▶ [What is required]: Sift the material for lines containing "name", and return them.

▶ [Data entries]:
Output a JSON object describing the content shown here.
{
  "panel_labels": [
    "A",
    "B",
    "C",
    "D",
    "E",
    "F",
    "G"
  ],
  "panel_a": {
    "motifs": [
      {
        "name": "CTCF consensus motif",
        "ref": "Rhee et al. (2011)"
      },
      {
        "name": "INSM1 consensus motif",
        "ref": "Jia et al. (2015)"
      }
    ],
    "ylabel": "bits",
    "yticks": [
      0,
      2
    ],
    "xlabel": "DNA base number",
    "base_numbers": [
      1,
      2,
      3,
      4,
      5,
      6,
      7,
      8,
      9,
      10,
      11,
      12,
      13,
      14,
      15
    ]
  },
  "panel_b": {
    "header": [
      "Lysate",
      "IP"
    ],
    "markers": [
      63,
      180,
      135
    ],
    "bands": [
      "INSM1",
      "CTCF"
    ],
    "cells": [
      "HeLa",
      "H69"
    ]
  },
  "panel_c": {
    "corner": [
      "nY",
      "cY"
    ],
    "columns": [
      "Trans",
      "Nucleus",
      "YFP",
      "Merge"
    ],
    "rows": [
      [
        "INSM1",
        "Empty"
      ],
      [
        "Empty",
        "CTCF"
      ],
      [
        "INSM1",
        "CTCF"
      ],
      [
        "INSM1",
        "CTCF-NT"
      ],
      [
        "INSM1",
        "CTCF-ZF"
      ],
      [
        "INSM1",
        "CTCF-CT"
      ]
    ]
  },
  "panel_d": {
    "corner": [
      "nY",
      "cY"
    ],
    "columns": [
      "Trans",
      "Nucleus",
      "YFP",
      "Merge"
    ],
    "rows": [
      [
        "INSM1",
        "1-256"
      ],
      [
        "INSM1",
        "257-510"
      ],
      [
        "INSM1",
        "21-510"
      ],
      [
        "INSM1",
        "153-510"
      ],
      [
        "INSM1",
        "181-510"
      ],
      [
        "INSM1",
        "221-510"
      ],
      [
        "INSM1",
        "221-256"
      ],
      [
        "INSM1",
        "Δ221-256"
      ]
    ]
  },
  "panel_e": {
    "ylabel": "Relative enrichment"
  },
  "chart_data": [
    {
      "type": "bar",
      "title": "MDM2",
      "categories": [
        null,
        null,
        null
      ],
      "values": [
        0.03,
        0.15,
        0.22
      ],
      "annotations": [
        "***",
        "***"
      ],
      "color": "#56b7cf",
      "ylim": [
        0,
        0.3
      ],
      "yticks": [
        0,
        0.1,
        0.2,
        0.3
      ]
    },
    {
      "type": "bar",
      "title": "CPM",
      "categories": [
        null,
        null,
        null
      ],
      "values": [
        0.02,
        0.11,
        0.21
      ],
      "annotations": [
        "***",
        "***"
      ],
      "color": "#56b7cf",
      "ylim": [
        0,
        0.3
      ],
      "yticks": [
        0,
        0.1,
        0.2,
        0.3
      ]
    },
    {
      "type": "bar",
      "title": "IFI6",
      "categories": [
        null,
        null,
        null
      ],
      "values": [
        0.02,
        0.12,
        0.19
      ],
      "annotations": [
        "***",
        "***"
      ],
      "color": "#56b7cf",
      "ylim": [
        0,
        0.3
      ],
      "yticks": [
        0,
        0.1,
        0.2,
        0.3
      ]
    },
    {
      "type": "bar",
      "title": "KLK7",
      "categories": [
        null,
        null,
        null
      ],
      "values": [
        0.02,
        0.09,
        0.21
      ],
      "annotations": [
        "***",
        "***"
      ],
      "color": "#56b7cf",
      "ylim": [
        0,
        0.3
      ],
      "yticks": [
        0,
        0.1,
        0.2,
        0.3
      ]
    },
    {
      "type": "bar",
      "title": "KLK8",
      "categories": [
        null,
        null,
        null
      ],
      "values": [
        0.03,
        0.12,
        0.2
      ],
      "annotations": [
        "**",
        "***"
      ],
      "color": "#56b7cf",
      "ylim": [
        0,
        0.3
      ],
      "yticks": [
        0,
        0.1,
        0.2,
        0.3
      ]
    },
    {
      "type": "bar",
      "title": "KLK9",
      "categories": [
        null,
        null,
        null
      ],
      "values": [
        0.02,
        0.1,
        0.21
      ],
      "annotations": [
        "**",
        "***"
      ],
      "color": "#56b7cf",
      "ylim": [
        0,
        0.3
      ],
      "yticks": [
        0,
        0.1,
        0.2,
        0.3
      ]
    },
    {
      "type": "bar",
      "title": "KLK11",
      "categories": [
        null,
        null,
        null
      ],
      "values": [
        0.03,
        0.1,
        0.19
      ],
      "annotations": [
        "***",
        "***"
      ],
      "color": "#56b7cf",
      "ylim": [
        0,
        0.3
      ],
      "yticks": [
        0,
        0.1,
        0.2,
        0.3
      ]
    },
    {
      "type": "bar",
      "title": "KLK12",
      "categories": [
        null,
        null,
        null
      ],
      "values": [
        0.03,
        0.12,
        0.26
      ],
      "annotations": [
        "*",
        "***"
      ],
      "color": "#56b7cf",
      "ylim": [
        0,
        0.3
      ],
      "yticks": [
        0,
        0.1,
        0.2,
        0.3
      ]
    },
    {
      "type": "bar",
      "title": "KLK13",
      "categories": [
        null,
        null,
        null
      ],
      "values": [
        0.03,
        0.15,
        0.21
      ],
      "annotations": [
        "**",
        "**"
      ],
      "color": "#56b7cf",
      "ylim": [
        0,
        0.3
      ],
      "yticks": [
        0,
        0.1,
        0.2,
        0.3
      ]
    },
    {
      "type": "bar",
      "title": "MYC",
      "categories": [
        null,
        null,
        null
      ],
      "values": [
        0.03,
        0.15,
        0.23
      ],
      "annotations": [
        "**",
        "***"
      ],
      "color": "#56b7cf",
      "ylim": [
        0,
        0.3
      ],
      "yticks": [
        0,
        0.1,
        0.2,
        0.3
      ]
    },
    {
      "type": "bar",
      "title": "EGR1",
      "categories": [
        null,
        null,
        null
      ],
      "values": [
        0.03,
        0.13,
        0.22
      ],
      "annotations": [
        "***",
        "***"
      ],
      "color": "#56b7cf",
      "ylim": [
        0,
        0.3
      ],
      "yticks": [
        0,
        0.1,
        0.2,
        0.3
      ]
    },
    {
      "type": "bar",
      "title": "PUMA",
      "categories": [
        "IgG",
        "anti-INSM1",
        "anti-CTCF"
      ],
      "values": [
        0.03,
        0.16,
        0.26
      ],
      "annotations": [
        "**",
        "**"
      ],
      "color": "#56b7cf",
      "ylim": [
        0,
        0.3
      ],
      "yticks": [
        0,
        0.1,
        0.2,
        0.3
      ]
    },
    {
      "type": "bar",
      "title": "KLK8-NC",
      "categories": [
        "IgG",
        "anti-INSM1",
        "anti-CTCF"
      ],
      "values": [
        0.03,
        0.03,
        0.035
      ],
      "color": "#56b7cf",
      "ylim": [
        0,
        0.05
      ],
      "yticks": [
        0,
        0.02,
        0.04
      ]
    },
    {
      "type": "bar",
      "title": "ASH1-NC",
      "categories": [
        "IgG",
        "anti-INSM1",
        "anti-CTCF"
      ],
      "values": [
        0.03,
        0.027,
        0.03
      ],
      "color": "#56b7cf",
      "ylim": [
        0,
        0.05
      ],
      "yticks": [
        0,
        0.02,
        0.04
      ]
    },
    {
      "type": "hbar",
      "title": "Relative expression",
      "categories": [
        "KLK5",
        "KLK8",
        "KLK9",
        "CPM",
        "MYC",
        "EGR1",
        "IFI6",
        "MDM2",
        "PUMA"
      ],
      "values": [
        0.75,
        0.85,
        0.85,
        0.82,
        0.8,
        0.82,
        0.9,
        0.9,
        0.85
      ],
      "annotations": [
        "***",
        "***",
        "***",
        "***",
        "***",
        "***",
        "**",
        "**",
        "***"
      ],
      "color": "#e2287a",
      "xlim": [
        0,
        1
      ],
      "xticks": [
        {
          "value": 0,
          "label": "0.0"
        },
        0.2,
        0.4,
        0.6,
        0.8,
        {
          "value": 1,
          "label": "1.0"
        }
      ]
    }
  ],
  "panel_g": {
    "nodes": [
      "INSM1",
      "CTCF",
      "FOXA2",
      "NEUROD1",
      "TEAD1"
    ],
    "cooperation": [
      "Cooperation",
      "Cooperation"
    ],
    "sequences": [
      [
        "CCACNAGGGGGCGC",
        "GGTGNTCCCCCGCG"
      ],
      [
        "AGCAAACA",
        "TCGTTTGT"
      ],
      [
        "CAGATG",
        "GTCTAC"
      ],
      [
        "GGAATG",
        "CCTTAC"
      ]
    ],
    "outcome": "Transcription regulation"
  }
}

▶ [Result for this exercise]:
        "name": "CTCF consensus motif",
        "name": "INSM1 consensus motif",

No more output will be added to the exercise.